■ Given instruction
Take every line from the listing below that includes "Gloves" and copy it.

** START OF Records to process **

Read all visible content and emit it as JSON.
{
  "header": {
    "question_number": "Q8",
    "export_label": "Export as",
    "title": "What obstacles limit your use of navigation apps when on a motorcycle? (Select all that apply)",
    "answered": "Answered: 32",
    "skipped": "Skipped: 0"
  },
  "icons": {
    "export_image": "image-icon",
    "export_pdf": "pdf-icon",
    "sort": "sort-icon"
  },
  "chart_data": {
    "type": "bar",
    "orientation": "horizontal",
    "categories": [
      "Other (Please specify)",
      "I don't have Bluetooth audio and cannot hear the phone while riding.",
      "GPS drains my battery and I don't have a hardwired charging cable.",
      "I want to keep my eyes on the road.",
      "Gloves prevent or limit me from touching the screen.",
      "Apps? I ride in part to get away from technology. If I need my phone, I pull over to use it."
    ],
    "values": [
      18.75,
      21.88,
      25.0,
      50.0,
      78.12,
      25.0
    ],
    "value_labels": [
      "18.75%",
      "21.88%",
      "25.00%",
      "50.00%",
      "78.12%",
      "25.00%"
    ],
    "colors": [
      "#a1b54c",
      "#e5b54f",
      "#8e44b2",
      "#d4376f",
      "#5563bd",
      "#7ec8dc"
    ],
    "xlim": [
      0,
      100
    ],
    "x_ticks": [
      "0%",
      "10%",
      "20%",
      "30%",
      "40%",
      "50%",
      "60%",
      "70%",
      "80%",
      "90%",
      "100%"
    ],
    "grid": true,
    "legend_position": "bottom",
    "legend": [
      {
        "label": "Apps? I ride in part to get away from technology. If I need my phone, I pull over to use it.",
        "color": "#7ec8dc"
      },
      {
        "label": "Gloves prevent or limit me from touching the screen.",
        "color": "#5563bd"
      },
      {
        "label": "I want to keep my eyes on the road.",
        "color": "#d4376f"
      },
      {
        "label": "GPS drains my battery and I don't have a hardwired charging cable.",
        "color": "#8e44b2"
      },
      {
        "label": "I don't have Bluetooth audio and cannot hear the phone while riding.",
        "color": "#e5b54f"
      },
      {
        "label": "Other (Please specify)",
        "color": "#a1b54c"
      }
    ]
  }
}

** END OF Records to process **

■ Exercise solution
      "Gloves prevent or limit me from touching the screen.",
        "label": "Gloves prevent or limit me from touching the screen.",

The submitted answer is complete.